Prompt.
Locate every line below that contains the word "raffaeler" and copy it.

══ Entries provided ══

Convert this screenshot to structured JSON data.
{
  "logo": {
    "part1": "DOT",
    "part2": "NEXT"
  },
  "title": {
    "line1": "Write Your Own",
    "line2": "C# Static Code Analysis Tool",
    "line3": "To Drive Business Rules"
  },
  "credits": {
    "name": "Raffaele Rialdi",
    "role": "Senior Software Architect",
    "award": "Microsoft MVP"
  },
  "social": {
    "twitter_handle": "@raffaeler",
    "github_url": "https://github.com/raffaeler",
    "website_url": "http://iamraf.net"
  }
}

═══

Full solution.
    "twitter_handle": "@raffaeler",
    "github_url": "https://github.com/raffaeler",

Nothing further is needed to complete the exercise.